Instructions for the task: Where a line of the listing below includes the word "voir", reproduce that line.

Data for this exercise:
## Start
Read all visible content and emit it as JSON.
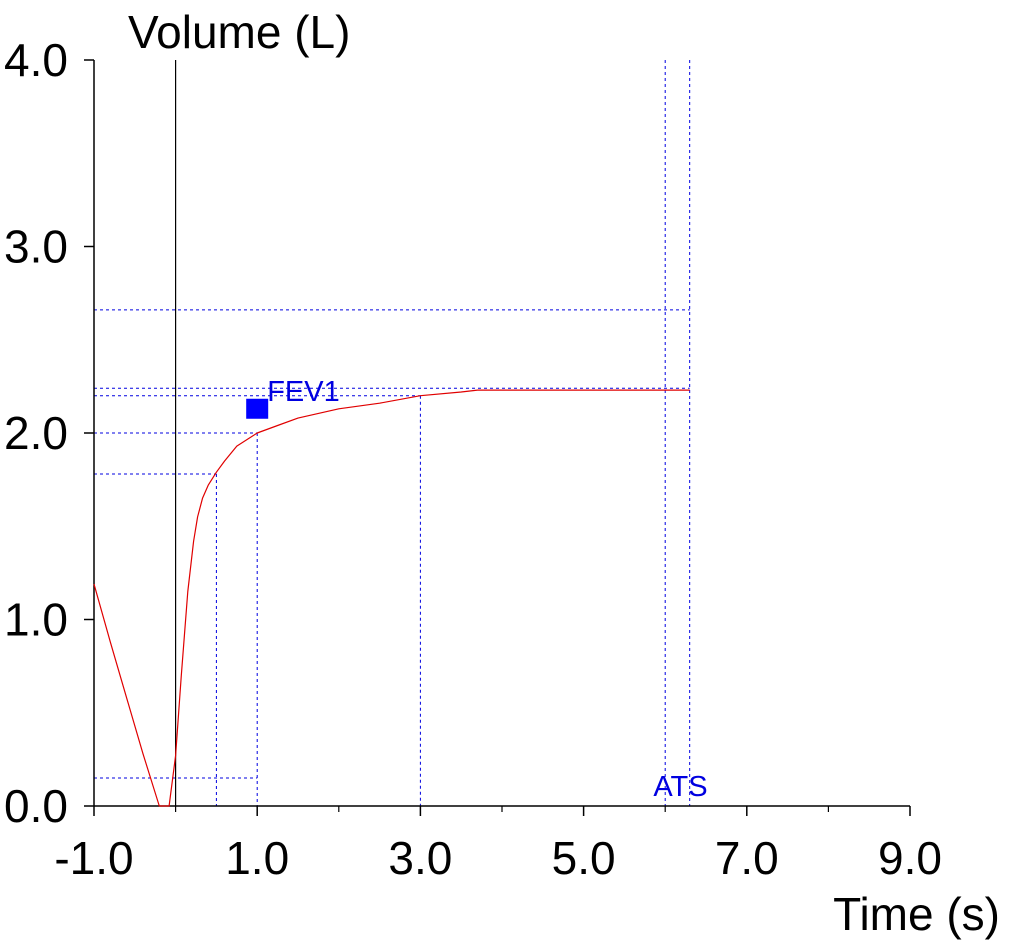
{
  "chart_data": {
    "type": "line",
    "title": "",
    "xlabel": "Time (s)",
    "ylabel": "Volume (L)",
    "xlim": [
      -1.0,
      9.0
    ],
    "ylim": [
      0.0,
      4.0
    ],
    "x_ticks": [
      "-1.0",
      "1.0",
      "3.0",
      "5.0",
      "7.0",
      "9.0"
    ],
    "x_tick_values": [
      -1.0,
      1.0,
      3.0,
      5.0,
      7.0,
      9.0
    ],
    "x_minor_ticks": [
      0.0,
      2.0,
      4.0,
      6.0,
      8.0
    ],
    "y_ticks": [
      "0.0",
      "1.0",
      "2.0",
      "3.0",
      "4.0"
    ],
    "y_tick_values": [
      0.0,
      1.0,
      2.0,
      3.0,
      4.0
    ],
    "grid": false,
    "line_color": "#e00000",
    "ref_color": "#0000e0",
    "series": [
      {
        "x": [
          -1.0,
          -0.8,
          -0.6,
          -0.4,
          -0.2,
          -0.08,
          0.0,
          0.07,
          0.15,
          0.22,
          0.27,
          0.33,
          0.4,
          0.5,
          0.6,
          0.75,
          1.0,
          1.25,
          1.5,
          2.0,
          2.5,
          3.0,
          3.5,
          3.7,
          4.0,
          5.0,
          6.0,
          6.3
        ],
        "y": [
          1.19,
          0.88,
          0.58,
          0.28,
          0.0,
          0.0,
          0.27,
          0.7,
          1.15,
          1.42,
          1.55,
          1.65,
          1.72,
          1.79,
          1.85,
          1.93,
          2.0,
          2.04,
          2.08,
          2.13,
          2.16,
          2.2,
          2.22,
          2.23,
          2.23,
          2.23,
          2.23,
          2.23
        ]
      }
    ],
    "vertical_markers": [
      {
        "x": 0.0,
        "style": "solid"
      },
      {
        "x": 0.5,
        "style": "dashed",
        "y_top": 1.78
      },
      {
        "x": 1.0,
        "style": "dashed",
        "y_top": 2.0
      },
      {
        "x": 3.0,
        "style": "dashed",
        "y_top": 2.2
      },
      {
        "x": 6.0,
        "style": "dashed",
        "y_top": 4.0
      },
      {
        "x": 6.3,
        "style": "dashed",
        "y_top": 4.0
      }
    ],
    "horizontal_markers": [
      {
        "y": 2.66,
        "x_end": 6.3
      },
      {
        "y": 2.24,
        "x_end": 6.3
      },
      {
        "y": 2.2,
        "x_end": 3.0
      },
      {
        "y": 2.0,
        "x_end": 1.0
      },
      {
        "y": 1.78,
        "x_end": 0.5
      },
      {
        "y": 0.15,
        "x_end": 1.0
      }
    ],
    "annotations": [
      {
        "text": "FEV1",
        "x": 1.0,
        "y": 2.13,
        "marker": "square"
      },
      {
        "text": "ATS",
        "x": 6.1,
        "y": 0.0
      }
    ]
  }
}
## End
## Start
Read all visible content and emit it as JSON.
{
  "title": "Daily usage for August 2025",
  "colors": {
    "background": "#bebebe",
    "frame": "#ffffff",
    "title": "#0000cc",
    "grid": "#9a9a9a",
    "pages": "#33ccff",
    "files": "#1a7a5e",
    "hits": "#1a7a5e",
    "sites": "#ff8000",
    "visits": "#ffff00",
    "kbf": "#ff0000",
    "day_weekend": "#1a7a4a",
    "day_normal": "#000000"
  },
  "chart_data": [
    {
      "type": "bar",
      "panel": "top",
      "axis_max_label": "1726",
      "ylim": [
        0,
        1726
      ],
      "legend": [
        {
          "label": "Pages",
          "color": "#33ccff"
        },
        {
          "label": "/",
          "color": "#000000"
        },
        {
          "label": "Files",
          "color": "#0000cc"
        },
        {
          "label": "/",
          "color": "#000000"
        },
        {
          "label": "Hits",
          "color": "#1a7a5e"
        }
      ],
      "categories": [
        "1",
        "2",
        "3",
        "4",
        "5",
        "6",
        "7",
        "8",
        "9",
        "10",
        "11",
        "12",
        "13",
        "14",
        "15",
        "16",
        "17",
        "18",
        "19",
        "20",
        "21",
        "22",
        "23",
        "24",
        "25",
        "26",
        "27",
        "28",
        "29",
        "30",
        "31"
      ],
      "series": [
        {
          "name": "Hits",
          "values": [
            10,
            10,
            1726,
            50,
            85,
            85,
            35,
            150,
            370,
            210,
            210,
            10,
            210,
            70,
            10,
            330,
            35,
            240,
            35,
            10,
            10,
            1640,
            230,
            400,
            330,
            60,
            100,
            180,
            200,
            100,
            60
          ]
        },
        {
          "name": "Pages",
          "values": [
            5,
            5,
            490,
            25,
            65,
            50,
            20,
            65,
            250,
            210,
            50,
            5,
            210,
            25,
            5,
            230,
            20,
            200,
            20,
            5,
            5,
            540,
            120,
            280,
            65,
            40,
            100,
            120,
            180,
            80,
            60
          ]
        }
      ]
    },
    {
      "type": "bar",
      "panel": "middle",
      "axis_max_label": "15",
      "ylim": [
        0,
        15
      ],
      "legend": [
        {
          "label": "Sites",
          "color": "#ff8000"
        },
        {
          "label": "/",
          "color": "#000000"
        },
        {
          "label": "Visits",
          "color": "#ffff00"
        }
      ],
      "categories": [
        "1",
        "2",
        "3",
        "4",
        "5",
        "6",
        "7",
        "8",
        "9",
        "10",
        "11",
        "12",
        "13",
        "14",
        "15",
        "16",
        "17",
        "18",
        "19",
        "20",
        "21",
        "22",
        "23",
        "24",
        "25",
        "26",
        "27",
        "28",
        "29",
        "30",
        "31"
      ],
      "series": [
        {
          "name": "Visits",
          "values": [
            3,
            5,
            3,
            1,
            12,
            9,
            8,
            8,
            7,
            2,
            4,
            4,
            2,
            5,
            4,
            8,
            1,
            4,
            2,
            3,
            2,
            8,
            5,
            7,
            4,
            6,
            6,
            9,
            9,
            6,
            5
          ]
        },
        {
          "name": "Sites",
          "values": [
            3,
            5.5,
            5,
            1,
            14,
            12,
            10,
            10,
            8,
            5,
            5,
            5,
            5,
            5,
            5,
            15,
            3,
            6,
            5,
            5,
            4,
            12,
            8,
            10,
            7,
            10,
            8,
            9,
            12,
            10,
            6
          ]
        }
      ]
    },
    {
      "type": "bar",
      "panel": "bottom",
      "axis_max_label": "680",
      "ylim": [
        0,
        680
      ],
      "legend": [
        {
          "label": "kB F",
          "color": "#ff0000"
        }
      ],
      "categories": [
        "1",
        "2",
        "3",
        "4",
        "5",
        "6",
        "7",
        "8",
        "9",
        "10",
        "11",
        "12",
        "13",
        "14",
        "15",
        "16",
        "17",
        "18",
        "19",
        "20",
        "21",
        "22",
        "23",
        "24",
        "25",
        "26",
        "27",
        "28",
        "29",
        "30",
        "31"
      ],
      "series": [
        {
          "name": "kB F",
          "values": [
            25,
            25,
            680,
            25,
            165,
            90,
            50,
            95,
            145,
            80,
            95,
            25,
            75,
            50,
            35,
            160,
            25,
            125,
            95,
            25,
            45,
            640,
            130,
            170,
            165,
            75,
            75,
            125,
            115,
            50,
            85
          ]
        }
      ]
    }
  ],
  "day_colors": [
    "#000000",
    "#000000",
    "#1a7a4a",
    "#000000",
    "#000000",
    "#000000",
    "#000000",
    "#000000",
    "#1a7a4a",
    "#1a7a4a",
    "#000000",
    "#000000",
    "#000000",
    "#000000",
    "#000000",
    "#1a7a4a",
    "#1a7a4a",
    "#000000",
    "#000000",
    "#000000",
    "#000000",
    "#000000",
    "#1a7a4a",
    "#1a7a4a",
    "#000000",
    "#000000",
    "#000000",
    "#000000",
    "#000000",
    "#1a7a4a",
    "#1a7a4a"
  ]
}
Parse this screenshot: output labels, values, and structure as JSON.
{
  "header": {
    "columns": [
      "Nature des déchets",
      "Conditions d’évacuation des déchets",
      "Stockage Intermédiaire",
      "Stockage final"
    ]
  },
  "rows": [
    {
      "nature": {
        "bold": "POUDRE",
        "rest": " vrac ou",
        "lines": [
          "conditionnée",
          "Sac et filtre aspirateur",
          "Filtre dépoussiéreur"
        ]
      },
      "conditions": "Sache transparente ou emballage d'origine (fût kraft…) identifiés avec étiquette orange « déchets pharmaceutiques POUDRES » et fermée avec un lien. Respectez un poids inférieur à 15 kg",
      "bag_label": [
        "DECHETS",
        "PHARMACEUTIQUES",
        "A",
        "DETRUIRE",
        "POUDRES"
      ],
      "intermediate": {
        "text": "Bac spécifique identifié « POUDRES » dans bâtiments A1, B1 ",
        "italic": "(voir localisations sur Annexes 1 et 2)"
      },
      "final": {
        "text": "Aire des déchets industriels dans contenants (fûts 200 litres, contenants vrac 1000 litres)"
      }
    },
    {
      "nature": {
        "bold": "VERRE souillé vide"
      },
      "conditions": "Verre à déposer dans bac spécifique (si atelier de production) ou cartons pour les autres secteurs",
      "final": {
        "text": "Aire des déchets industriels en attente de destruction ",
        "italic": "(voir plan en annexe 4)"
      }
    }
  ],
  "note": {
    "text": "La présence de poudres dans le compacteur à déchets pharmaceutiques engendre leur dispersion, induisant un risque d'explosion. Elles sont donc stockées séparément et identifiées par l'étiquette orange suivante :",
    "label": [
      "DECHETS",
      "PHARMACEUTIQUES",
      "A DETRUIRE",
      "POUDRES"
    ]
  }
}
## End
Solution:
        "italic": "(voir localisations sur Annexes 1 et 2)"
        "italic": "(voir plan en annexe 4)"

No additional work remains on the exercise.